- TASK DETAILS -
Would it be possible to write out each entry below exactly, without the pictures?
____ DATA FOR PROCESSING
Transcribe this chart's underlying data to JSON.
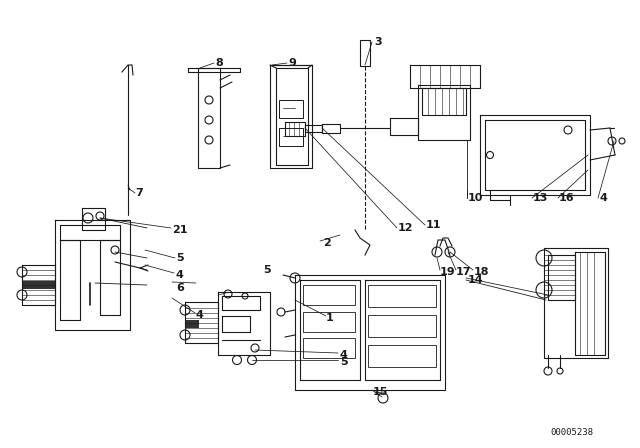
{
  "background_color": "#ffffff",
  "line_color": "#1a1a1a",
  "part_number_text": "00005238",
  "figsize": [
    6.4,
    4.48
  ],
  "dpi": 100,
  "label_positions": [
    [
      "1",
      326,
      318
    ],
    [
      "2",
      323,
      243
    ],
    [
      "3",
      374,
      42
    ],
    [
      "4",
      176,
      275
    ],
    [
      "4",
      196,
      315
    ],
    [
      "4",
      340,
      355
    ],
    [
      "4",
      599,
      198
    ],
    [
      "5",
      176,
      258
    ],
    [
      "5",
      263,
      270
    ],
    [
      "5",
      340,
      362
    ],
    [
      "6",
      176,
      288
    ],
    [
      "7",
      135,
      193
    ],
    [
      "8",
      215,
      63
    ],
    [
      "9",
      288,
      63
    ],
    [
      "10",
      468,
      198
    ],
    [
      "11",
      426,
      225
    ],
    [
      "12",
      398,
      228
    ],
    [
      "13",
      533,
      198
    ],
    [
      "14",
      468,
      280
    ],
    [
      "15",
      373,
      392
    ],
    [
      "16",
      559,
      198
    ],
    [
      "17",
      456,
      272
    ],
    [
      "18",
      474,
      272
    ],
    [
      "19",
      440,
      272
    ],
    [
      "21",
      172,
      230
    ]
  ]
}
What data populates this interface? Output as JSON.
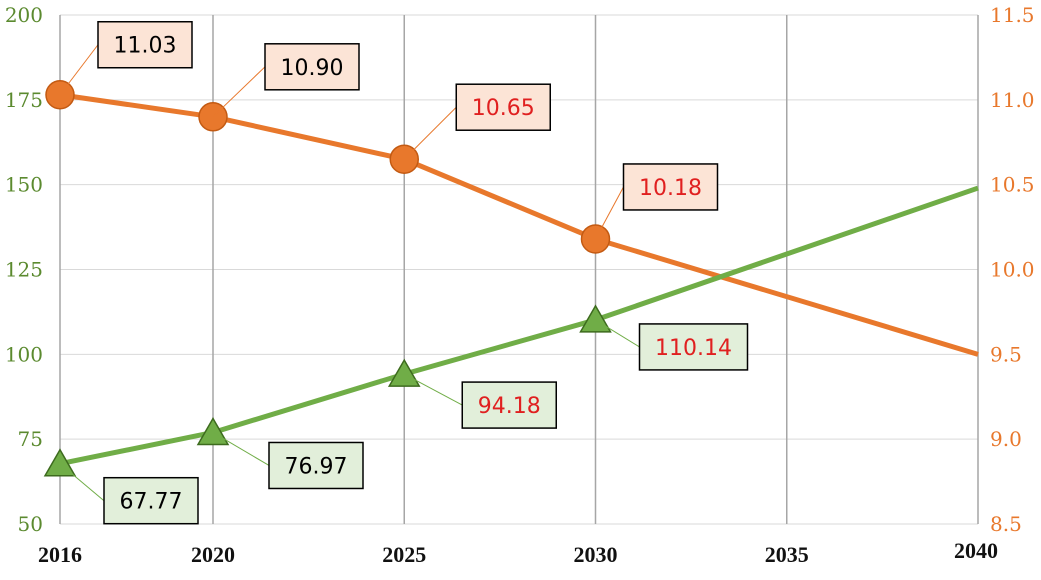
{
  "chart_data": {
    "type": "line",
    "title": "",
    "x": [
      2016,
      2020,
      2025,
      2030,
      2035,
      2040
    ],
    "xlim": [
      2016,
      2040
    ],
    "grid": "vertical",
    "y_left": {
      "ylim": [
        50,
        200
      ],
      "ticks": [
        50,
        75,
        100,
        125,
        150,
        175,
        200
      ],
      "color": "#5b8a2f"
    },
    "y_right": {
      "ylim": [
        8.5,
        11.5
      ],
      "ticks": [
        "8.5",
        "9.0",
        "9.5",
        "10.0",
        "10.5",
        "11.0",
        "11.5"
      ],
      "color": "#e8782c"
    },
    "series": [
      {
        "axis": "right",
        "color": "#e8782c",
        "marker": "circle",
        "x": [
          2016,
          2020,
          2025,
          2030,
          2040
        ],
        "values": [
          11.03,
          10.9,
          10.65,
          10.18,
          9.5
        ],
        "labels": [
          "11.03",
          "10.90",
          "10.65",
          "10.18",
          null
        ],
        "label_colors": [
          "#000000",
          "#000000",
          "#e02020",
          "#e02020",
          null
        ],
        "label_fill": "#fce4d6"
      },
      {
        "axis": "left",
        "color": "#70ad47",
        "marker": "triangle",
        "x": [
          2016,
          2020,
          2025,
          2030,
          2040
        ],
        "values": [
          67.77,
          76.97,
          94.18,
          110.14,
          149
        ],
        "labels": [
          "67.77",
          "76.97",
          "94.18",
          "110.14",
          null
        ],
        "label_colors": [
          "#000000",
          "#000000",
          "#e02020",
          "#e02020",
          null
        ],
        "label_fill": "#e2efda"
      }
    ]
  }
}
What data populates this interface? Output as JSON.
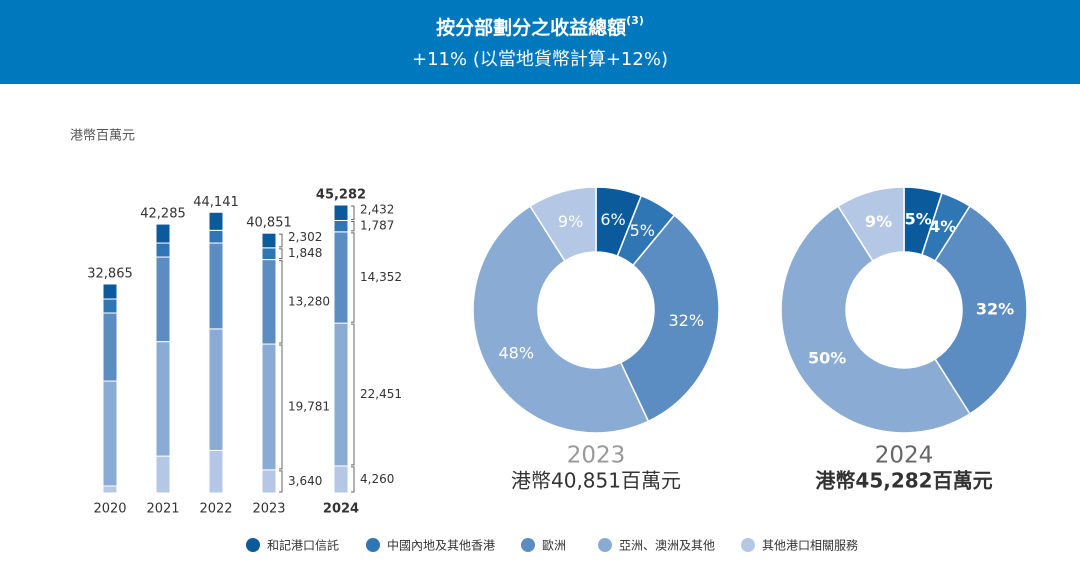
{
  "header": {
    "title": "按分部劃分之收益總額",
    "title_note": "(3)",
    "subtitle": "+11% (以當地貨幣計算+12%)"
  },
  "chart_data": [
    {
      "type": "bar",
      "unit": "港幣百萬元",
      "categories": [
        "2020",
        "2021",
        "2022",
        "2023",
        "2024"
      ],
      "totals": [
        32865,
        42285,
        44141,
        40851,
        45282
      ],
      "total_labels": [
        "32,865",
        "42,285",
        "44,141",
        "40,851",
        "45,282"
      ],
      "series": [
        {
          "name": "其他港口相關服務",
          "color": "#b4c7e5",
          "values": [
            1100,
            5800,
            6700,
            3640,
            4260
          ],
          "value_labels": [
            null,
            null,
            null,
            "3,640",
            "4,260"
          ]
        },
        {
          "name": "亞洲、澳洲及其他",
          "color": "#8aabd3",
          "values": [
            16500,
            18000,
            19100,
            19781,
            22451
          ],
          "value_labels": [
            null,
            null,
            null,
            "19,781",
            "22,451"
          ]
        },
        {
          "name": "歐洲",
          "color": "#5b8cc2",
          "values": [
            10700,
            13300,
            13500,
            13280,
            14352
          ],
          "value_labels": [
            null,
            null,
            null,
            "13,280",
            "14,352"
          ]
        },
        {
          "name": "中國內地及其他香港",
          "color": "#2f76b5",
          "values": [
            2200,
            2200,
            2000,
            1848,
            1787
          ],
          "value_labels": [
            null,
            null,
            null,
            "1,848",
            "1,787"
          ]
        },
        {
          "name": "和記港口信託",
          "color": "#0b5a9c",
          "values": [
            2365,
            2985,
            2841,
            2302,
            2432
          ],
          "value_labels": [
            null,
            null,
            null,
            "2,302",
            "2,432"
          ]
        }
      ]
    },
    {
      "type": "pie",
      "title": "2023",
      "subtitle": "港幣40,851百萬元",
      "values": [
        6,
        5,
        32,
        48,
        9
      ],
      "value_labels": [
        "6%",
        "5%",
        "32%",
        "48%",
        "9%"
      ],
      "colors": [
        "#0b5a9c",
        "#2f76b5",
        "#5b8cc2",
        "#8aabd3",
        "#b4c7e5"
      ]
    },
    {
      "type": "pie",
      "title": "2024",
      "subtitle": "港幣45,282百萬元",
      "values": [
        5,
        4,
        32,
        50,
        9
      ],
      "value_labels": [
        "5%",
        "4%",
        "32%",
        "50%",
        "9%"
      ],
      "colors": [
        "#0b5a9c",
        "#2f76b5",
        "#5b8cc2",
        "#8aabd3",
        "#b4c7e5"
      ]
    }
  ]
}
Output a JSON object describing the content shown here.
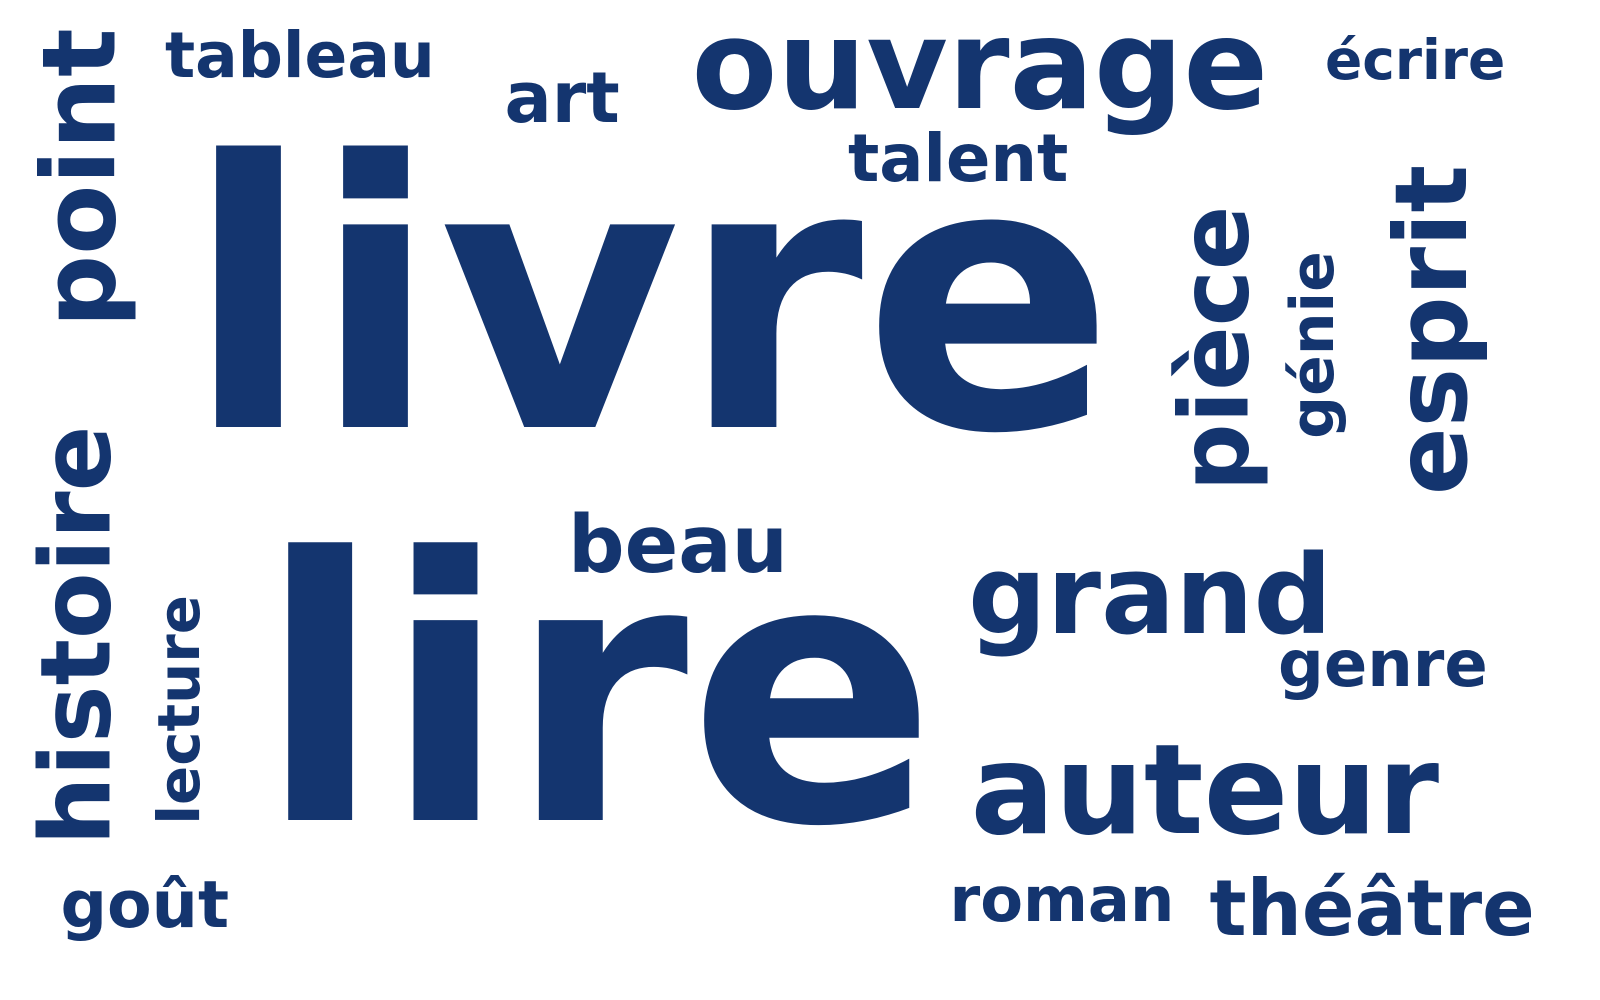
________
- COMPLETE RESPONSE -
Transcribe this chart's underlying data to JSON.
{
  "background_color": "#ffffff",
  "line_color": "#1a1a1a",
  "part_number_text": "00005238",
  "figsize": [
    6.4,
    4.48
  ],
  "dpi": 100,
  "label_positions": [
    [
      "1",
      326,
      318
    ],
    [
      "2",
      323,
      243
    ],
    [
      "3",
      374,
      42
    ],
    [
      "4",
      176,
      275
    ],
    [
      "4",
      196,
      315
    ],
    [
      "4",
      340,
      355
    ],
    [
      "4",
      599,
      198
    ],
    [
      "5",
      176,
      258
    ],
    [
      "5",
      263,
      270
    ],
    [
      "5",
      340,
      362
    ],
    [
      "6",
      176,
      288
    ],
    [
      "7",
      135,
      193
    ],
    [
      "8",
      215,
      63
    ],
    [
      "9",
      288,
      63
    ],
    [
      "10",
      468,
      198
    ],
    [
      "11",
      426,
      225
    ],
    [
      "12",
      398,
      228
    ],
    [
      "13",
      533,
      198
    ],
    [
      "14",
      468,
      280
    ],
    [
      "15",
      373,
      392
    ],
    [
      "16",
      559,
      198
    ],
    [
      "17",
      456,
      272
    ],
    [
      "18",
      474,
      272
    ],
    [
      "19",
      440,
      272
    ],
    [
      "21",
      172,
      230
    ]
  ]
}
What data populates this interface? Output as JSON.
{
  "chart_data": {
    "type": "line",
    "title": "",
    "x": [
      2016,
      2020,
      2025,
      2030,
      2035,
      2040
    ],
    "xlim": [
      2016,
      2040
    ],
    "grid": "vertical",
    "y_left": {
      "ylim": [
        50,
        200
      ],
      "ticks": [
        50,
        75,
        100,
        125,
        150,
        175,
        200
      ],
      "color": "#5b8a2f"
    },
    "y_right": {
      "ylim": [
        8.5,
        11.5
      ],
      "ticks": [
        "8.5",
        "9.0",
        "9.5",
        "10.0",
        "10.5",
        "11.0",
        "11.5"
      ],
      "color": "#e8782c"
    },
    "series": [
      {
        "axis": "right",
        "color": "#e8782c",
        "marker": "circle",
        "x": [
          2016,
          2020,
          2025,
          2030,
          2040
        ],
        "values": [
          11.03,
          10.9,
          10.65,
          10.18,
          9.5
        ],
        "labels": [
          "11.03",
          "10.90",
          "10.65",
          "10.18",
          null
        ],
        "label_colors": [
          "#000000",
          "#000000",
          "#e02020",
          "#e02020",
          null
        ],
        "label_fill": "#fce4d6"
      },
      {
        "axis": "left",
        "color": "#70ad47",
        "marker": "triangle",
        "x": [
          2016,
          2020,
          2025,
          2030,
          2040
        ],
        "values": [
          67.77,
          76.97,
          94.18,
          110.14,
          149
        ],
        "labels": [
          "67.77",
          "76.97",
          "94.18",
          "110.14",
          null
        ],
        "label_colors": [
          "#000000",
          "#000000",
          "#e02020",
          "#e02020",
          null
        ],
        "label_fill": "#e2efda"
      }
    ]
  }
}
What data populates this interface? Output as JSON.
{
  "header": {
    "title": "按分部劃分之收益總額",
    "title_note": "(3)",
    "subtitle": "+11% (以當地貨幣計算+12%)"
  },
  "chart_data": [
    {
      "type": "bar",
      "unit": "港幣百萬元",
      "categories": [
        "2020",
        "2021",
        "2022",
        "2023",
        "2024"
      ],
      "totals": [
        32865,
        42285,
        44141,
        40851,
        45282
      ],
      "total_labels": [
        "32,865",
        "42,285",
        "44,141",
        "40,851",
        "45,282"
      ],
      "series": [
        {
          "name": "其他港口相關服務",
          "color": "#b4c7e5",
          "values": [
            1100,
            5800,
            6700,
            3640,
            4260
          ],
          "value_labels": [
            null,
            null,
            null,
            "3,640",
            "4,260"
          ]
        },
        {
          "name": "亞洲、澳洲及其他",
          "color": "#8aabd3",
          "values": [
            16500,
            18000,
            19100,
            19781,
            22451
          ],
          "value_labels": [
            null,
            null,
            null,
            "19,781",
            "22,451"
          ]
        },
        {
          "name": "歐洲",
          "color": "#5b8cc2",
          "values": [
            10700,
            13300,
            13500,
            13280,
            14352
          ],
          "value_labels": [
            null,
            null,
            null,
            "13,280",
            "14,352"
          ]
        },
        {
          "name": "中國內地及其他香港",
          "color": "#2f76b5",
          "values": [
            2200,
            2200,
            2000,
            1848,
            1787
          ],
          "value_labels": [
            null,
            null,
            null,
            "1,848",
            "1,787"
          ]
        },
        {
          "name": "和記港口信託",
          "color": "#0b5a9c",
          "values": [
            2365,
            2985,
            2841,
            2302,
            2432
          ],
          "value_labels": [
            null,
            null,
            null,
            "2,302",
            "2,432"
          ]
        }
      ]
    },
    {
      "type": "pie",
      "title": "2023",
      "subtitle": "港幣40,851百萬元",
      "values": [
        6,
        5,
        32,
        48,
        9
      ],
      "value_labels": [
        "6%",
        "5%",
        "32%",
        "48%",
        "9%"
      ],
      "colors": [
        "#0b5a9c",
        "#2f76b5",
        "#5b8cc2",
        "#8aabd3",
        "#b4c7e5"
      ]
    },
    {
      "type": "pie",
      "title": "2024",
      "subtitle": "港幣45,282百萬元",
      "values": [
        5,
        4,
        32,
        50,
        9
      ],
      "value_labels": [
        "5%",
        "4%",
        "32%",
        "50%",
        "9%"
      ],
      "colors": [
        "#0b5a9c",
        "#2f76b5",
        "#5b8cc2",
        "#8aabd3",
        "#b4c7e5"
      ]
    }
  ]
}
Output a JSON object describing the content shown here.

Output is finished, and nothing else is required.